# The exercise
Could you transcribe every record below exactly as written, leaving out any pictures?

# Given data
# # #
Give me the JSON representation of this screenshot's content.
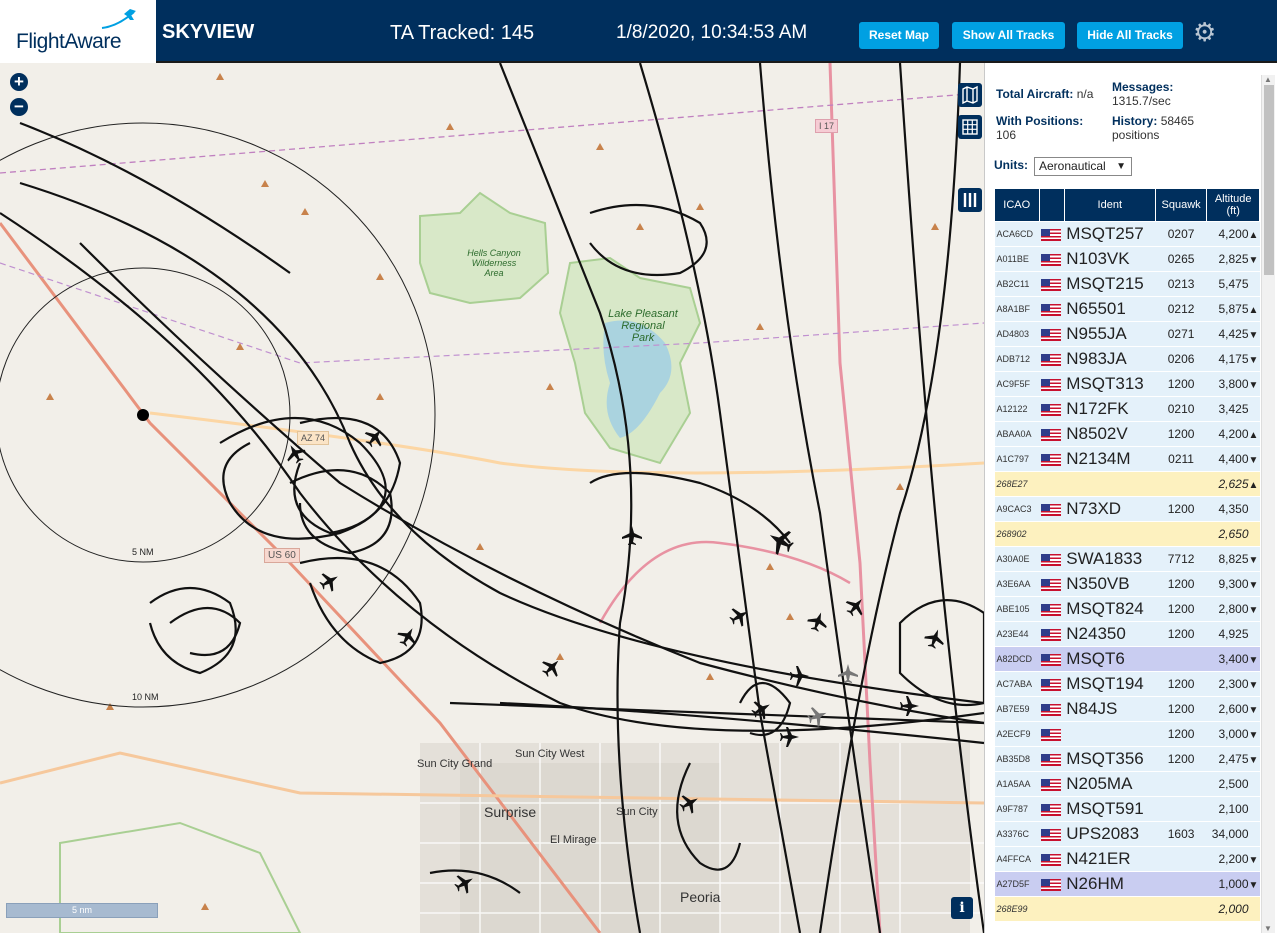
{
  "header": {
    "logo_text": "FlightAware",
    "app_name": "SKYVIEW",
    "tracked": "TA Tracked: 145",
    "datetime": "1/8/2020, 10:34:53 AM",
    "reset_label": "Reset Map",
    "show_label": "Show All Tracks",
    "hide_label": "Hide All Tracks",
    "settings_icon": "gear-icon",
    "brand_color": "#002f5d",
    "button_color": "#00a0e2"
  },
  "map": {
    "zoom_in": "+",
    "zoom_out": "−",
    "scale_label": "5 nm",
    "info_label": "i",
    "range_rings": [
      "5 NM",
      "10 NM"
    ],
    "places": [
      "Hells Canyon\nWilderness\nArea",
      "Lake Pleasant\nRegional\nPark",
      "Sun City West",
      "Sun City Grand",
      "Surprise",
      "Sun City",
      "El Mirage",
      "Peoria"
    ],
    "shields": [
      "US 60",
      "AZ 74",
      "I 17"
    ]
  },
  "sidebar": {
    "total_label": "Total Aircraft:",
    "total_value": "n/a",
    "messages_label": "Messages:",
    "messages_value": "1315.7/sec",
    "positions_label": "With Positions:",
    "positions_value": "106",
    "history_label": "History:",
    "history_value": "58465 positions",
    "units_label": "Units:",
    "units_value": "Aeronautical",
    "columns": [
      "ICAO",
      "",
      "Ident",
      "Squawk",
      "Altitude (ft)"
    ],
    "rows": [
      {
        "icao": "ACA6CD",
        "ident": "MSQT257",
        "squawk": "0207",
        "alt": "4,200",
        "trend": "▲",
        "flag": true,
        "state": ""
      },
      {
        "icao": "A011BE",
        "ident": "N103VK",
        "squawk": "0265",
        "alt": "2,825",
        "trend": "▼",
        "flag": true,
        "state": ""
      },
      {
        "icao": "AB2C11",
        "ident": "MSQT215",
        "squawk": "0213",
        "alt": "5,475",
        "trend": "",
        "flag": true,
        "state": ""
      },
      {
        "icao": "A8A1BF",
        "ident": "N65501",
        "squawk": "0212",
        "alt": "5,875",
        "trend": "▲",
        "flag": true,
        "state": ""
      },
      {
        "icao": "AD4803",
        "ident": "N955JA",
        "squawk": "0271",
        "alt": "4,425",
        "trend": "▼",
        "flag": true,
        "state": ""
      },
      {
        "icao": "ADB712",
        "ident": "N983JA",
        "squawk": "0206",
        "alt": "4,175",
        "trend": "▼",
        "flag": true,
        "state": ""
      },
      {
        "icao": "AC9F5F",
        "ident": "MSQT313",
        "squawk": "1200",
        "alt": "3,800",
        "trend": "▼",
        "flag": true,
        "state": ""
      },
      {
        "icao": "A12122",
        "ident": "N172FK",
        "squawk": "0210",
        "alt": "3,425",
        "trend": "",
        "flag": true,
        "state": ""
      },
      {
        "icao": "ABAA0A",
        "ident": "N8502V",
        "squawk": "1200",
        "alt": "4,200",
        "trend": "▲",
        "flag": true,
        "state": ""
      },
      {
        "icao": "A1C797",
        "ident": "N2134M",
        "squawk": "0211",
        "alt": "4,400",
        "trend": "▼",
        "flag": true,
        "state": ""
      },
      {
        "icao": "268E27",
        "ident": "",
        "squawk": "",
        "alt": "2,625",
        "trend": "▲",
        "flag": false,
        "state": "nopos"
      },
      {
        "icao": "A9CAC3",
        "ident": "N73XD",
        "squawk": "1200",
        "alt": "4,350",
        "trend": "",
        "flag": true,
        "state": ""
      },
      {
        "icao": "268902",
        "ident": "",
        "squawk": "",
        "alt": "2,650",
        "trend": "",
        "flag": false,
        "state": "nopos"
      },
      {
        "icao": "A30A0E",
        "ident": "SWA1833",
        "squawk": "7712",
        "alt": "8,825",
        "trend": "▼",
        "flag": true,
        "state": ""
      },
      {
        "icao": "A3E6AA",
        "ident": "N350VB",
        "squawk": "1200",
        "alt": "9,300",
        "trend": "▼",
        "flag": true,
        "state": ""
      },
      {
        "icao": "ABE105",
        "ident": "MSQT824",
        "squawk": "1200",
        "alt": "2,800",
        "trend": "▼",
        "flag": true,
        "state": ""
      },
      {
        "icao": "A23E44",
        "ident": "N24350",
        "squawk": "1200",
        "alt": "4,925",
        "trend": "",
        "flag": true,
        "state": ""
      },
      {
        "icao": "A82DCD",
        "ident": "MSQT6",
        "squawk": "",
        "alt": "3,400",
        "trend": "▼",
        "flag": true,
        "state": "sel"
      },
      {
        "icao": "AC7ABA",
        "ident": "MSQT194",
        "squawk": "1200",
        "alt": "2,300",
        "trend": "▼",
        "flag": true,
        "state": ""
      },
      {
        "icao": "AB7E59",
        "ident": "N84JS",
        "squawk": "1200",
        "alt": "2,600",
        "trend": "▼",
        "flag": true,
        "state": ""
      },
      {
        "icao": "A2ECF9",
        "ident": "",
        "squawk": "1200",
        "alt": "3,000",
        "trend": "▼",
        "flag": true,
        "state": ""
      },
      {
        "icao": "AB35D8",
        "ident": "MSQT356",
        "squawk": "1200",
        "alt": "2,475",
        "trend": "▼",
        "flag": true,
        "state": ""
      },
      {
        "icao": "A1A5AA",
        "ident": "N205MA",
        "squawk": "",
        "alt": "2,500",
        "trend": "",
        "flag": true,
        "state": ""
      },
      {
        "icao": "A9F787",
        "ident": "MSQT591",
        "squawk": "",
        "alt": "2,100",
        "trend": "",
        "flag": true,
        "state": ""
      },
      {
        "icao": "A3376C",
        "ident": "UPS2083",
        "squawk": "1603",
        "alt": "34,000",
        "trend": "",
        "flag": true,
        "state": ""
      },
      {
        "icao": "A4FFCA",
        "ident": "N421ER",
        "squawk": "",
        "alt": "2,200",
        "trend": "▼",
        "flag": true,
        "state": ""
      },
      {
        "icao": "A27D5F",
        "ident": "N26HM",
        "squawk": "",
        "alt": "1,000",
        "trend": "▼",
        "flag": true,
        "state": "sel"
      },
      {
        "icao": "268E99",
        "ident": "",
        "squawk": "",
        "alt": "2,000",
        "trend": "",
        "flag": false,
        "state": "nopos"
      }
    ]
  }
}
# # #
# Response to this task
Give me the JSON representation of this screenshot's content.
{
  "header": {
    "logo_text": "FlightAware",
    "app_name": "SKYVIEW",
    "tracked": "TA Tracked: 145",
    "datetime": "1/8/2020, 10:34:53 AM",
    "reset_label": "Reset Map",
    "show_label": "Show All Tracks",
    "hide_label": "Hide All Tracks",
    "settings_icon": "gear-icon",
    "brand_color": "#002f5d",
    "button_color": "#00a0e2"
  },
  "map": {
    "zoom_in": "+",
    "zoom_out": "−",
    "scale_label": "5 nm",
    "info_label": "i",
    "range_rings": [
      "5 NM",
      "10 NM"
    ],
    "places": [
      "Hells Canyon\nWilderness\nArea",
      "Lake Pleasant\nRegional\nPark",
      "Sun City West",
      "Sun City Grand",
      "Surprise",
      "Sun City",
      "El Mirage",
      "Peoria"
    ],
    "shields": [
      "US 60",
      "AZ 74",
      "I 17"
    ]
  },
  "sidebar": {
    "total_label": "Total Aircraft:",
    "total_value": "n/a",
    "messages_label": "Messages:",
    "messages_value": "1315.7/sec",
    "positions_label": "With Positions:",
    "positions_value": "106",
    "history_label": "History:",
    "history_value": "58465 positions",
    "units_label": "Units:",
    "units_value": "Aeronautical",
    "columns": [
      "ICAO",
      "",
      "Ident",
      "Squawk",
      "Altitude (ft)"
    ],
    "rows": [
      {
        "icao": "ACA6CD",
        "ident": "MSQT257",
        "squawk": "0207",
        "alt": "4,200",
        "trend": "▲",
        "flag": true,
        "state": ""
      },
      {
        "icao": "A011BE",
        "ident": "N103VK",
        "squawk": "0265",
        "alt": "2,825",
        "trend": "▼",
        "flag": true,
        "state": ""
      },
      {
        "icao": "AB2C11",
        "ident": "MSQT215",
        "squawk": "0213",
        "alt": "5,475",
        "trend": "",
        "flag": true,
        "state": ""
      },
      {
        "icao": "A8A1BF",
        "ident": "N65501",
        "squawk": "0212",
        "alt": "5,875",
        "trend": "▲",
        "flag": true,
        "state": ""
      },
      {
        "icao": "AD4803",
        "ident": "N955JA",
        "squawk": "0271",
        "alt": "4,425",
        "trend": "▼",
        "flag": true,
        "state": ""
      },
      {
        "icao": "ADB712",
        "ident": "N983JA",
        "squawk": "0206",
        "alt": "4,175",
        "trend": "▼",
        "flag": true,
        "state": ""
      },
      {
        "icao": "AC9F5F",
        "ident": "MSQT313",
        "squawk": "1200",
        "alt": "3,800",
        "trend": "▼",
        "flag": true,
        "state": ""
      },
      {
        "icao": "A12122",
        "ident": "N172FK",
        "squawk": "0210",
        "alt": "3,425",
        "trend": "",
        "flag": true,
        "state": ""
      },
      {
        "icao": "ABAA0A",
        "ident": "N8502V",
        "squawk": "1200",
        "alt": "4,200",
        "trend": "▲",
        "flag": true,
        "state": ""
      },
      {
        "icao": "A1C797",
        "ident": "N2134M",
        "squawk": "0211",
        "alt": "4,400",
        "trend": "▼",
        "flag": true,
        "state": ""
      },
      {
        "icao": "268E27",
        "ident": "",
        "squawk": "",
        "alt": "2,625",
        "trend": "▲",
        "flag": false,
        "state": "nopos"
      },
      {
        "icao": "A9CAC3",
        "ident": "N73XD",
        "squawk": "1200",
        "alt": "4,350",
        "trend": "",
        "flag": true,
        "state": ""
      },
      {
        "icao": "268902",
        "ident": "",
        "squawk": "",
        "alt": "2,650",
        "trend": "",
        "flag": false,
        "state": "nopos"
      },
      {
        "icao": "A30A0E",
        "ident": "SWA1833",
        "squawk": "7712",
        "alt": "8,825",
        "trend": "▼",
        "flag": true,
        "state": ""
      },
      {
        "icao": "A3E6AA",
        "ident": "N350VB",
        "squawk": "1200",
        "alt": "9,300",
        "trend": "▼",
        "flag": true,
        "state": ""
      },
      {
        "icao": "ABE105",
        "ident": "MSQT824",
        "squawk": "1200",
        "alt": "2,800",
        "trend": "▼",
        "flag": true,
        "state": ""
      },
      {
        "icao": "A23E44",
        "ident": "N24350",
        "squawk": "1200",
        "alt": "4,925",
        "trend": "",
        "flag": true,
        "state": ""
      },
      {
        "icao": "A82DCD",
        "ident": "MSQT6",
        "squawk": "",
        "alt": "3,400",
        "trend": "▼",
        "flag": true,
        "state": "sel"
      },
      {
        "icao": "AC7ABA",
        "ident": "MSQT194",
        "squawk": "1200",
        "alt": "2,300",
        "trend": "▼",
        "flag": true,
        "state": ""
      },
      {
        "icao": "AB7E59",
        "ident": "N84JS",
        "squawk": "1200",
        "alt": "2,600",
        "trend": "▼",
        "flag": true,
        "state": ""
      },
      {
        "icao": "A2ECF9",
        "ident": "",
        "squawk": "1200",
        "alt": "3,000",
        "trend": "▼",
        "flag": true,
        "state": ""
      },
      {
        "icao": "AB35D8",
        "ident": "MSQT356",
        "squawk": "1200",
        "alt": "2,475",
        "trend": "▼",
        "flag": true,
        "state": ""
      },
      {
        "icao": "A1A5AA",
        "ident": "N205MA",
        "squawk": "",
        "alt": "2,500",
        "trend": "",
        "flag": true,
        "state": ""
      },
      {
        "icao": "A9F787",
        "ident": "MSQT591",
        "squawk": "",
        "alt": "2,100",
        "trend": "",
        "flag": true,
        "state": ""
      },
      {
        "icao": "A3376C",
        "ident": "UPS2083",
        "squawk": "1603",
        "alt": "34,000",
        "trend": "",
        "flag": true,
        "state": ""
      },
      {
        "icao": "A4FFCA",
        "ident": "N421ER",
        "squawk": "",
        "alt": "2,200",
        "trend": "▼",
        "flag": true,
        "state": ""
      },
      {
        "icao": "A27D5F",
        "ident": "N26HM",
        "squawk": "",
        "alt": "1,000",
        "trend": "▼",
        "flag": true,
        "state": "sel"
      },
      {
        "icao": "268E99",
        "ident": "",
        "squawk": "",
        "alt": "2,000",
        "trend": "",
        "flag": false,
        "state": "nopos"
      }
    ]
  }
}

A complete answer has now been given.